** Begin Records provided **

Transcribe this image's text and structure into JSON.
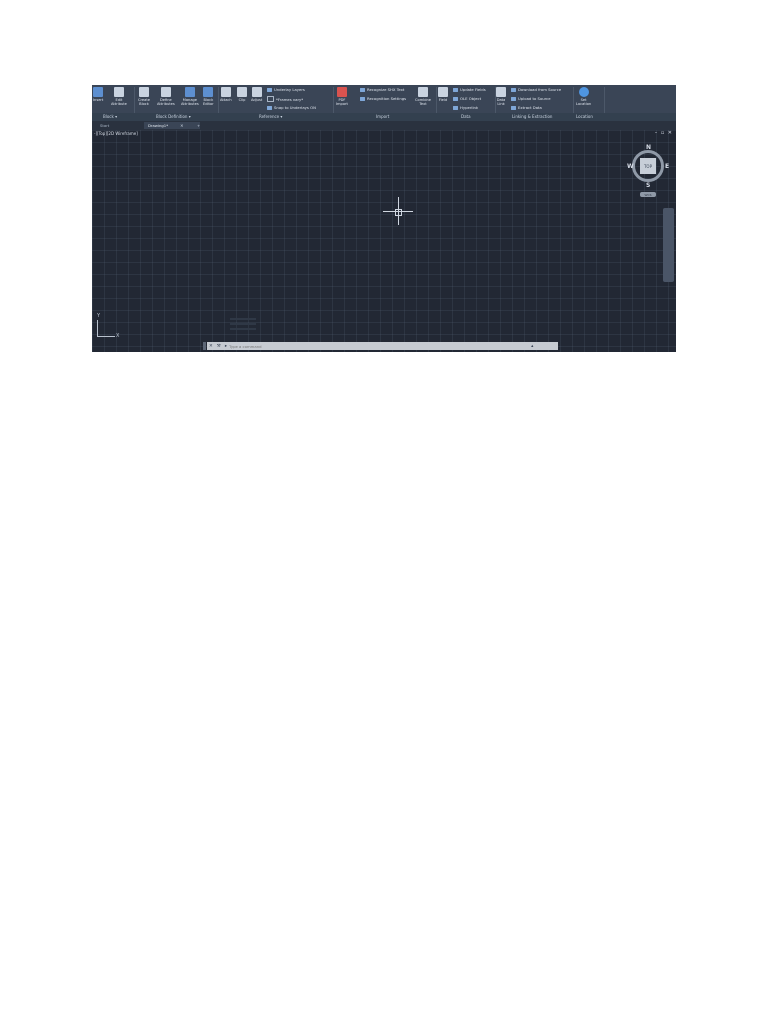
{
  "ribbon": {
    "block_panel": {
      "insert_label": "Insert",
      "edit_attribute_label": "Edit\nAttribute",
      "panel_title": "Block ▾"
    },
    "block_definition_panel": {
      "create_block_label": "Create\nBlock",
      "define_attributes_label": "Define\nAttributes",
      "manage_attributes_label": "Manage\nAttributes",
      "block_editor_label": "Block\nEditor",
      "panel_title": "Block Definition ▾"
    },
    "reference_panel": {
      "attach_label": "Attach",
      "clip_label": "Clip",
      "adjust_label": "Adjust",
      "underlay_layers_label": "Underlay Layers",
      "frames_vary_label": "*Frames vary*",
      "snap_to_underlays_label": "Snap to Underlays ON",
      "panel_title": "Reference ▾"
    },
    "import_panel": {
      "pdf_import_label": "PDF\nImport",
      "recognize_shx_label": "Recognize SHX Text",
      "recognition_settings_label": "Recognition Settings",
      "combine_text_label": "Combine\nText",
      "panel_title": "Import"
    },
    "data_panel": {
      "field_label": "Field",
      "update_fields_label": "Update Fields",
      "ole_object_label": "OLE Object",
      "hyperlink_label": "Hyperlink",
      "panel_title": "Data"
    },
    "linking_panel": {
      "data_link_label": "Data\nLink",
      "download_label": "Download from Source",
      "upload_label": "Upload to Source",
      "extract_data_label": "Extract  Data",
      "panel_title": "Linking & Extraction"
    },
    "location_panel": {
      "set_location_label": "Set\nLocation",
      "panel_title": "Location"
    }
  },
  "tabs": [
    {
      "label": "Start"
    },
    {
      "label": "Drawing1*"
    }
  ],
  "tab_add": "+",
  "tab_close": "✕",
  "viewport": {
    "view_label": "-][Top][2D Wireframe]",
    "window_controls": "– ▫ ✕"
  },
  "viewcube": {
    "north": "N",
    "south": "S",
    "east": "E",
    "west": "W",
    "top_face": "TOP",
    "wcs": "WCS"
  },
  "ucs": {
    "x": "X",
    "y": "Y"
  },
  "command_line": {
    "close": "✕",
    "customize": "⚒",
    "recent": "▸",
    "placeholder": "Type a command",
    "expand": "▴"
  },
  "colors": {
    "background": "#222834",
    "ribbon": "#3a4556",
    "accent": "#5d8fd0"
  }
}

** End Records provided **

▶ _Goal_: Pictures are to be left out; all else in the entries above is to be quoted exactly.

▶ _Solution to the exercise_:
Transcribe this image's text and structure into JSON.
{
  "ribbon": {
    "block_panel": {
      "insert_label": "Insert",
      "edit_attribute_label": "Edit\nAttribute",
      "panel_title": "Block ▾"
    },
    "block_definition_panel": {
      "create_block_label": "Create\nBlock",
      "define_attributes_label": "Define\nAttributes",
      "manage_attributes_label": "Manage\nAttributes",
      "block_editor_label": "Block\nEditor",
      "panel_title": "Block Definition ▾"
    },
    "reference_panel": {
      "attach_label": "Attach",
      "clip_label": "Clip",
      "adjust_label": "Adjust",
      "underlay_layers_label": "Underlay Layers",
      "frames_vary_label": "*Frames vary*",
      "snap_to_underlays_label": "Snap to Underlays ON",
      "panel_title": "Reference ▾"
    },
    "import_panel": {
      "pdf_import_label": "PDF\nImport",
      "recognize_shx_label": "Recognize SHX Text",
      "recognition_settings_label": "Recognition Settings",
      "combine_text_label": "Combine\nText",
      "panel_title": "Import"
    },
    "data_panel": {
      "field_label": "Field",
      "update_fields_label": "Update Fields",
      "ole_object_label": "OLE Object",
      "hyperlink_label": "Hyperlink",
      "panel_title": "Data"
    },
    "linking_panel": {
      "data_link_label": "Data\nLink",
      "download_label": "Download from Source",
      "upload_label": "Upload to Source",
      "extract_data_label": "Extract  Data",
      "panel_title": "Linking & Extraction"
    },
    "location_panel": {
      "set_location_label": "Set\nLocation",
      "panel_title": "Location"
    }
  },
  "tabs": [
    {
      "label": "Start"
    },
    {
      "label": "Drawing1*"
    }
  ],
  "tab_add": "+",
  "tab_close": "✕",
  "viewport": {
    "view_label": "-][Top][2D Wireframe]",
    "window_controls": "– ▫ ✕"
  },
  "viewcube": {
    "north": "N",
    "south": "S",
    "east": "E",
    "west": "W",
    "top_face": "TOP",
    "wcs": "WCS"
  },
  "ucs": {
    "x": "X",
    "y": "Y"
  },
  "command_line": {
    "close": "✕",
    "customize": "⚒",
    "recent": "▸",
    "placeholder": "Type a command",
    "expand": "▴"
  },
  "colors": {
    "background": "#222834",
    "ribbon": "#3a4556",
    "accent": "#5d8fd0"
  }
}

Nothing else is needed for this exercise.